### Extract provided
◆ ◆ ◆

Perc_of_Subcontractors = 
* total units of subcontractors divided by
* sum of units where transaction type is 'bill' or 'time'

* 'Time' = Company's employees
* 'Bill' = Hired subcontrators
* Time + Bill = total human capital on project in hours

In [None]:
# Perc_of_Subcontractors
subs = transactions[['Project_ID', 'Units', 'Rate_Type']]
subs = subs[(subs['Rate_Type'] == 'Subcontractor')]
subs.drop(columns = ['Rate_Type'], inplace = True)
subs = pd.DataFrame(subs.groupby(['Project_ID'])['Units'].count()).reset_index()
subs.rename(columns = {'Units': 'Sub_Hours_Per_Project'}, inplace = True)

total_hours = transactions[['Project_ID', 'Units', 'Transaction_Type']]
total_hours = total_hours[(total_hours['Transaction_Type'] == 'Time') | (total_hours['Transaction_Type'] == 'Bill')]
total_hours = pd.DataFrame(total_hours.groupby(['Project_ID'])['Units'].count()).reset_index()
total_hours.rename(columns = {'Units': 'Total_Hours_Per_Project'}, inplace = True)

df_1 = pd.merge(projects, subs, how='left', left_on='Project_ID', right_on='Project_ID')
df_2 = pd.merge(df_1, total_hours, how='left', left_on='Project_ID', right_on='Project_ID')
df_2['Sub_Hours_Per_Project'].fillna(0, inplace=True)
df_2['Total_Hours_Per_Project'].fillna(0, inplace=True)
df_2['Perc_of_Subcontractors'] = (df_2['Sub_Hours_Per_Project'] / df_2['Total_Hours_Per_Project']).round(decimals = 2)
df_2 = df_2[['Project_ID', 'Perc_of_Subcontractors']]

# Add the new feature to the 'Projects' table
projects = pd.merge(projects, df_2,  how='left', left_on='Project_ID', right_on='Project_ID')

In [None]:
# Is_Front_Loaded
project_dates = projects[['Project_ID', 'Project_Start_Date', 'Project_End_Date']]
df_3 = transactions[['Project_ID', 'Units', 'Date']]
df_3 = pd.merge(df_3, project_dates, how='left', left_on='Project_ID', right_on='Project_ID')

◆ ◆ ◆

### Written problem 1
Please list every column name that the subcontractor-percentage notebook selects from the transactions table.
### Written problem 2
Write the next part of the subcontractor-percentage notebook, picking up after its final line of code.

Records:
◆ ◆ ◆

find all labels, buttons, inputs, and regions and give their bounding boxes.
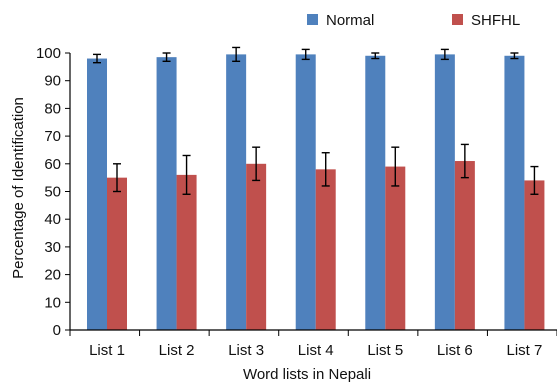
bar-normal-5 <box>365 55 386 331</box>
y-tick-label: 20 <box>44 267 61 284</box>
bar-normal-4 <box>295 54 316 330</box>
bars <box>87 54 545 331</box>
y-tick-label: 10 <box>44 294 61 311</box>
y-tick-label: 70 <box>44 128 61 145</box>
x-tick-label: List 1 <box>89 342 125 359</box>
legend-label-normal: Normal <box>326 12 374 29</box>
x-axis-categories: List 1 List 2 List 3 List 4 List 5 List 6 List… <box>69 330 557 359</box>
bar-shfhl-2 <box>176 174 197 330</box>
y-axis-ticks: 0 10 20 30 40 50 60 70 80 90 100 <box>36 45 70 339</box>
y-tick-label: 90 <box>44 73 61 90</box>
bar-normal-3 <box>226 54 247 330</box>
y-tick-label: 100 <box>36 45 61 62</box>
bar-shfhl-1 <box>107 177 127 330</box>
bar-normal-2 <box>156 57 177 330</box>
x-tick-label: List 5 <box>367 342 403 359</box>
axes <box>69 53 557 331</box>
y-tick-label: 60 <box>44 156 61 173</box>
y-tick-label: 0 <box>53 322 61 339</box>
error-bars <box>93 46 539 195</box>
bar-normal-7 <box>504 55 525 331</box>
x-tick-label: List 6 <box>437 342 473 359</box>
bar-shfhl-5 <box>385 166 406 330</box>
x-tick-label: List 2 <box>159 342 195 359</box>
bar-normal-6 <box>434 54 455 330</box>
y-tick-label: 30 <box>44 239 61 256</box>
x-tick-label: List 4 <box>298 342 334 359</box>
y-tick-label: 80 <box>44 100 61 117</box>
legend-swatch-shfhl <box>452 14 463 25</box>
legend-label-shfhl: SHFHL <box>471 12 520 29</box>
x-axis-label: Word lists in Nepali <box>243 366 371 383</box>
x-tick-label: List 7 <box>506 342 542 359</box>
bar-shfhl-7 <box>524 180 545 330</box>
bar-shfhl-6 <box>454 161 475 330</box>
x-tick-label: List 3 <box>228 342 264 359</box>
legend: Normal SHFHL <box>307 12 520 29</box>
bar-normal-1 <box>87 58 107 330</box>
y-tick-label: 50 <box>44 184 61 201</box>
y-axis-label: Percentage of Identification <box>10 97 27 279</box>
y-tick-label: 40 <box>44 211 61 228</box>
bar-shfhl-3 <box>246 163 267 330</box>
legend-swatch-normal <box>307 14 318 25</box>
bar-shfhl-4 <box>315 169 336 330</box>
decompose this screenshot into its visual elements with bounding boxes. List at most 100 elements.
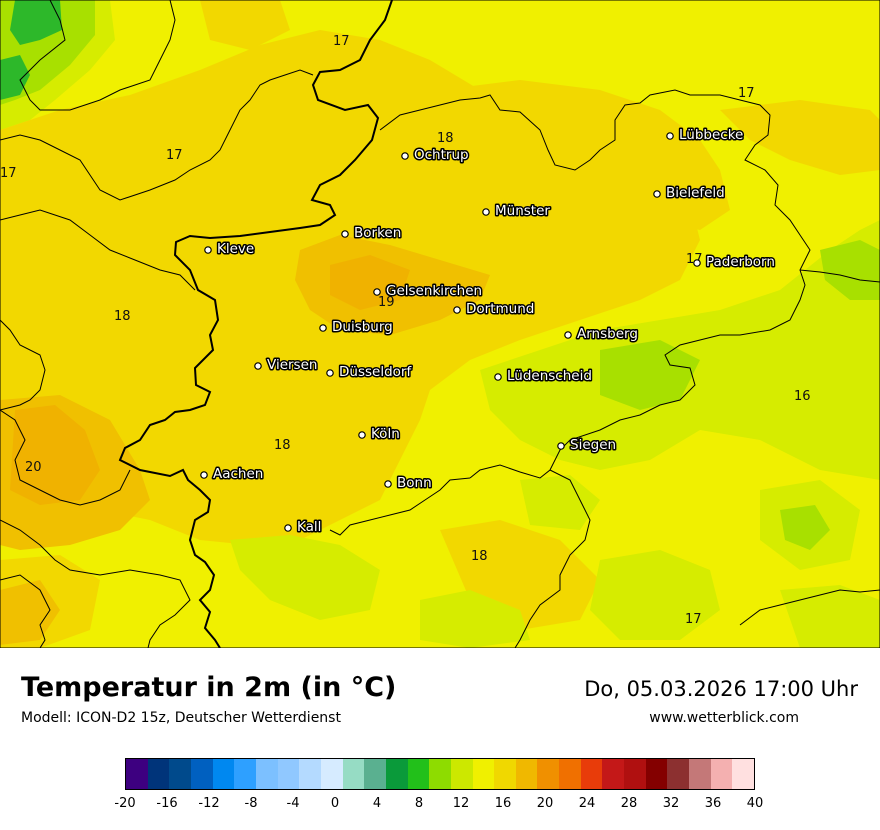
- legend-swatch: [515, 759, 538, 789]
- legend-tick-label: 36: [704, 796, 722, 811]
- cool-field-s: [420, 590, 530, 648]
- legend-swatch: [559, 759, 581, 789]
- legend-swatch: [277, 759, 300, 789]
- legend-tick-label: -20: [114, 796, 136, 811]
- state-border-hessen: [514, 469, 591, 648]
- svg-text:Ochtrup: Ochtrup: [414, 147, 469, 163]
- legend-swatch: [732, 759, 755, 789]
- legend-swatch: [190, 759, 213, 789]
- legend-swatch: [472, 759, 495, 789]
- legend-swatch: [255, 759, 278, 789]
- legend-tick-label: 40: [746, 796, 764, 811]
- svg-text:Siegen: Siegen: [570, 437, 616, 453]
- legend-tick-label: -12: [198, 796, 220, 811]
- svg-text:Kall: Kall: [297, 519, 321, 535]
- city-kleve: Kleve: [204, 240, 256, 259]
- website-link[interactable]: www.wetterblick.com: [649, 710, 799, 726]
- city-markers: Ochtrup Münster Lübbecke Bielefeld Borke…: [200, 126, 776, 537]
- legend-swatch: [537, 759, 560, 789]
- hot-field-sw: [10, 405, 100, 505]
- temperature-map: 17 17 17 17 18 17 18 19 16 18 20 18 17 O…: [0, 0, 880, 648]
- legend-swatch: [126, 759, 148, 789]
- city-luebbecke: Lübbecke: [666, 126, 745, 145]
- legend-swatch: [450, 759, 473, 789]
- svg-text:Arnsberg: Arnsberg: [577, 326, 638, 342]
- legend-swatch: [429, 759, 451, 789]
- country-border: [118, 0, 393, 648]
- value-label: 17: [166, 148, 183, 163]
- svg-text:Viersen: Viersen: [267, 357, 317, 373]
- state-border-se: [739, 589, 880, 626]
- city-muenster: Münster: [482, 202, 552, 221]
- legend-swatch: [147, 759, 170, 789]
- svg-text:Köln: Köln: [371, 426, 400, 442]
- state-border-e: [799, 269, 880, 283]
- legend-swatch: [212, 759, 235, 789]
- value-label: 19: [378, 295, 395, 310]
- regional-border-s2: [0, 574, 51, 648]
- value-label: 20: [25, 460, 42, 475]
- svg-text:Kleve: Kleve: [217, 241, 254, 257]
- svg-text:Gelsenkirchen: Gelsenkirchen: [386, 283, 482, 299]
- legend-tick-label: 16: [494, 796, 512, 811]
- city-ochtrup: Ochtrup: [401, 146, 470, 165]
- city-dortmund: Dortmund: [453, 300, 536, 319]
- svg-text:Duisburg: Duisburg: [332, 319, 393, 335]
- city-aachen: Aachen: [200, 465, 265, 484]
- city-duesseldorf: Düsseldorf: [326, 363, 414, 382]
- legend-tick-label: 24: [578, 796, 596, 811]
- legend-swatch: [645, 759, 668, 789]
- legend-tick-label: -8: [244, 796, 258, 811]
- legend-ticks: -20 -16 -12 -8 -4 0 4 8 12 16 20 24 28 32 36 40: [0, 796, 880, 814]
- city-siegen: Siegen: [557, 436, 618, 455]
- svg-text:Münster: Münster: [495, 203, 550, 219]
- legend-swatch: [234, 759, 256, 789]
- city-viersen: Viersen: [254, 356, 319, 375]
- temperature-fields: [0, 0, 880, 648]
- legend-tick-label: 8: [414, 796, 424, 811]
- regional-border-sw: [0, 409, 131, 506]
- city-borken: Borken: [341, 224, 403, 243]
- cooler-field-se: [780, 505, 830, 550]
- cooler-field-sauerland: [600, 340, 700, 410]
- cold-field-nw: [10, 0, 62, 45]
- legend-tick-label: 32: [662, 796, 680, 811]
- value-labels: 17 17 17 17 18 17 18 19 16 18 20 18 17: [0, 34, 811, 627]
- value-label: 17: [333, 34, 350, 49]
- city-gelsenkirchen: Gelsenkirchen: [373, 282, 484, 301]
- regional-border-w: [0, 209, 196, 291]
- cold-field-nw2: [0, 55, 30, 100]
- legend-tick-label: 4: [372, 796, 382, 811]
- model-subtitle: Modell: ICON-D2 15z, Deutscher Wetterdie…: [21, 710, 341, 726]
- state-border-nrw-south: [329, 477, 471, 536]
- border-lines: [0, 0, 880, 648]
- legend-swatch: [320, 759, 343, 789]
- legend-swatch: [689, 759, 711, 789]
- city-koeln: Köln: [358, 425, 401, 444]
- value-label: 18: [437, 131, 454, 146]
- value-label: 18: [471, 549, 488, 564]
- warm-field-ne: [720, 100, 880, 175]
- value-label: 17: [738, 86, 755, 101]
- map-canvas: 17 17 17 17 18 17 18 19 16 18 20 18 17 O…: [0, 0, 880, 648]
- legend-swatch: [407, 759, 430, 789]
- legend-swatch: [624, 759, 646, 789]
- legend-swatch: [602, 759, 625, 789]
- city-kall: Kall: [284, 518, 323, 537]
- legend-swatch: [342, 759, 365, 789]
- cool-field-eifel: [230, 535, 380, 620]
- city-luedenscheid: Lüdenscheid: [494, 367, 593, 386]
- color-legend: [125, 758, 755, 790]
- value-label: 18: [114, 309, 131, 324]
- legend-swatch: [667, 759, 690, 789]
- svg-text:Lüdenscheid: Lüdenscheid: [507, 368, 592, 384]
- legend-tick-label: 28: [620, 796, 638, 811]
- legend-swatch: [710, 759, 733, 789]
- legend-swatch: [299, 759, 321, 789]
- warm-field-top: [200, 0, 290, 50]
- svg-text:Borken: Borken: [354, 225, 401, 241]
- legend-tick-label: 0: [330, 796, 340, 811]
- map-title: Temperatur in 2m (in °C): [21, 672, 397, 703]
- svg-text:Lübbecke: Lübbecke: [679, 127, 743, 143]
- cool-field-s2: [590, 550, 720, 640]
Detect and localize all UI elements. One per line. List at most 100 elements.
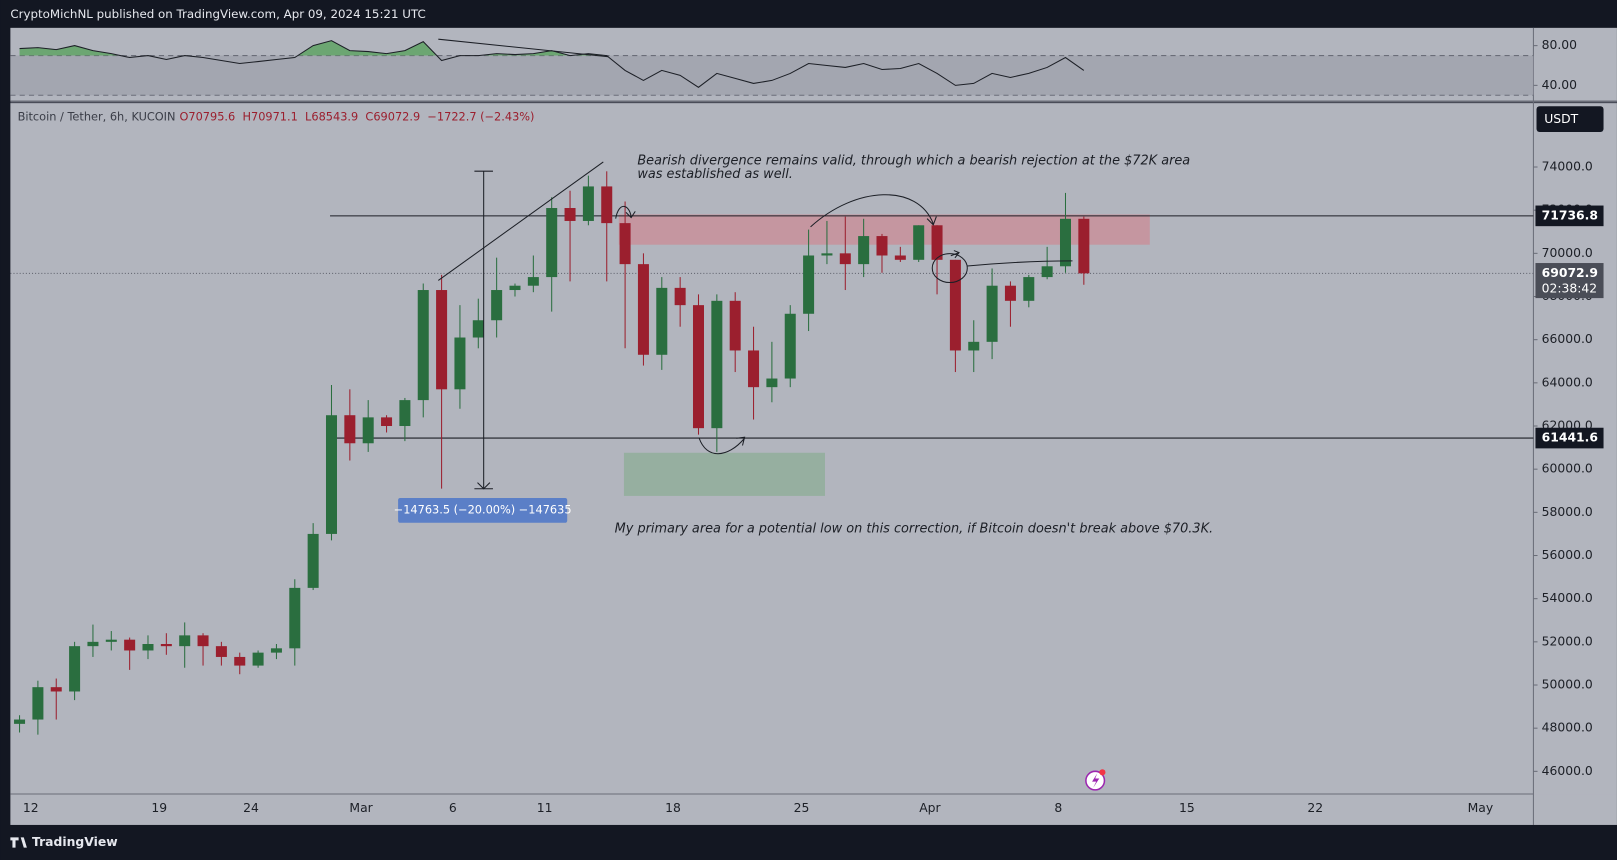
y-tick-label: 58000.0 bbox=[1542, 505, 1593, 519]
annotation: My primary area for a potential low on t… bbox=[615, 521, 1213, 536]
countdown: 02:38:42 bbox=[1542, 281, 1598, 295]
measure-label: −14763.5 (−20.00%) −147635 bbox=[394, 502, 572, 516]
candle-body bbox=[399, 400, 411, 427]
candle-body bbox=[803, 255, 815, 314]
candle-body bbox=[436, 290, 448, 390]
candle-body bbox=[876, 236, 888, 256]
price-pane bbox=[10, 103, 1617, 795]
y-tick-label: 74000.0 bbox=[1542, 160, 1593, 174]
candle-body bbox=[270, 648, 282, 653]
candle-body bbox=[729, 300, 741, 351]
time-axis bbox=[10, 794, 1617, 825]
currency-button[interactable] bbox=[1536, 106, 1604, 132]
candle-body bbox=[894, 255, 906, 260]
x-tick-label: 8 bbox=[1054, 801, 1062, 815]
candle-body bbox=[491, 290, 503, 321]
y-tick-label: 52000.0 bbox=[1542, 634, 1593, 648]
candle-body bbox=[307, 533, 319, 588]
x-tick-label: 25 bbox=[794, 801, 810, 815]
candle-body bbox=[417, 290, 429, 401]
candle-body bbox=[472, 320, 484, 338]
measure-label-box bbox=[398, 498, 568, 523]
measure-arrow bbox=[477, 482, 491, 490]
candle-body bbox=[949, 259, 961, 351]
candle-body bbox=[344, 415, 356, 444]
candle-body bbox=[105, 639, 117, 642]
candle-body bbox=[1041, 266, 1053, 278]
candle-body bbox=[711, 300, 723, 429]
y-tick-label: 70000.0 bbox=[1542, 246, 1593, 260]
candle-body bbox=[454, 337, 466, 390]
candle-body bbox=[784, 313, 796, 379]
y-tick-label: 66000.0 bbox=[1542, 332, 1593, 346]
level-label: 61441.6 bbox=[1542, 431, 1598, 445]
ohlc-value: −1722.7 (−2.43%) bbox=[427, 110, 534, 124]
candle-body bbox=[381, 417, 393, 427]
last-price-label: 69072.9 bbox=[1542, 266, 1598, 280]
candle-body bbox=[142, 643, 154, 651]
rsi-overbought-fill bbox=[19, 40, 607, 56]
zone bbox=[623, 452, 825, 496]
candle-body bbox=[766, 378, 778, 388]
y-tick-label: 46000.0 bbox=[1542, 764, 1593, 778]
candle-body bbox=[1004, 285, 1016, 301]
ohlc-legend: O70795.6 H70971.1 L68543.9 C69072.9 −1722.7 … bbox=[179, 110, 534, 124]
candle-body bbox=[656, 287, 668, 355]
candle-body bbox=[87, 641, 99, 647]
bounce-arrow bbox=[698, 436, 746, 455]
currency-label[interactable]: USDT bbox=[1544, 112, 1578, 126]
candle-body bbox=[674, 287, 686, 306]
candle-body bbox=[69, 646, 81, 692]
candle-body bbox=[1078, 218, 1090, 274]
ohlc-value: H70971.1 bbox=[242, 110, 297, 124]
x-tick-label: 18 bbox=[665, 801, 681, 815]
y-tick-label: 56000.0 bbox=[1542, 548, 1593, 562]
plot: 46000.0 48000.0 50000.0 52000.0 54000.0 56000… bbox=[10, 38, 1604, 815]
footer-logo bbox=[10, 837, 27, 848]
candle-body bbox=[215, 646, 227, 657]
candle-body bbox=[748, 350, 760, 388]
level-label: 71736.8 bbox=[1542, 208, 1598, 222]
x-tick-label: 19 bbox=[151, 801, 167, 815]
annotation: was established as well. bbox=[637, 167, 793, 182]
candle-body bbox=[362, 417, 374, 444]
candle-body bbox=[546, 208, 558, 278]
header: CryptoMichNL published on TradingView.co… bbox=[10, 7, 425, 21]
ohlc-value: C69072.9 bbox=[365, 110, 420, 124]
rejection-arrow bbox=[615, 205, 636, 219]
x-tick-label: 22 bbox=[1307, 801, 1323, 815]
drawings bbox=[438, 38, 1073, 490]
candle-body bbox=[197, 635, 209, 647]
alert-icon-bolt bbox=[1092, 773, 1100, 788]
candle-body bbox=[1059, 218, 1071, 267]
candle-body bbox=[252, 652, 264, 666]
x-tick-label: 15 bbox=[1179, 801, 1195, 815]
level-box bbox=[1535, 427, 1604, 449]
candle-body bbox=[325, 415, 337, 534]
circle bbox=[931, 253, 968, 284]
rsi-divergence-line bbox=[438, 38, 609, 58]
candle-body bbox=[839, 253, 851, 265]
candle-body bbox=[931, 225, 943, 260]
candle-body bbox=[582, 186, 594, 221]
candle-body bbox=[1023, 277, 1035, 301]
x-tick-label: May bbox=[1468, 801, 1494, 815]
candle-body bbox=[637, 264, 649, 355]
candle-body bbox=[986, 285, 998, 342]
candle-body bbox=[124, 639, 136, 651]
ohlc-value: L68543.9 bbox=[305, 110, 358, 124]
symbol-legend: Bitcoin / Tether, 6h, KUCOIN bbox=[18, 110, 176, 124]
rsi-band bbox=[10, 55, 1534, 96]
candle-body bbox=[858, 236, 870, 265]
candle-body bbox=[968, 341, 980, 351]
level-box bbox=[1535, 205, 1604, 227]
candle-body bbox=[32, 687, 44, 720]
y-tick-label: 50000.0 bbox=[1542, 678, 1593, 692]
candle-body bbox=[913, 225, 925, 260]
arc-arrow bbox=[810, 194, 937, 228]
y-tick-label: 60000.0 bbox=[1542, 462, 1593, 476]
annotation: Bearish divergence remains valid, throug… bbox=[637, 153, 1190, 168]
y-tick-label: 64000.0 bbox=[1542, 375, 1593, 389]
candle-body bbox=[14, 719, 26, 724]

◆ ◆ ◆

### Answer 1
Project_ID, Units, Rate_Type, Transaction_Type, Date

### Answer 2
first_half = df_3[(df_3['Date']  < df_3['Project_Start_Date'] + (df_3['Project_End_Date'] - df_3['Project_Start_Date'])/2)] # finding mid-point between 2 dates
first_half = pd.DataFrame(first_half.groupby(['Project_ID'])['Units'].sum()).reset_index()
first_half.rename(columns = {'Units': '1st_Half_Units'}, inplace = True)

total_units = pd.DataFrame(df_3.groupby(['Project_ID'])['Units'].sum()).reset_index()
total_units.rename(columns = {'Units': 'Total_Effort_Units'}, inplace = True)

df_4 = pd.merge(total_units, first_half, how ='left', left_on='Project_ID', right_on='Project_ID')
df_4['Perc_Being_Front'] = df_4['1st_Half_Units']/df_4['Total_Effort_Units']
df_4['Is_Front_Loaded'] = (df_4['Perc_Being_Front']>=0.7)
df_4 = df_4[['Project_ID', 'Is_Front_Loaded']]

# Add the new feature to the 'Projects' table
projects = pd.merge(projects, df_4,  how='left', left_on='Project_ID', right_on='Project_ID')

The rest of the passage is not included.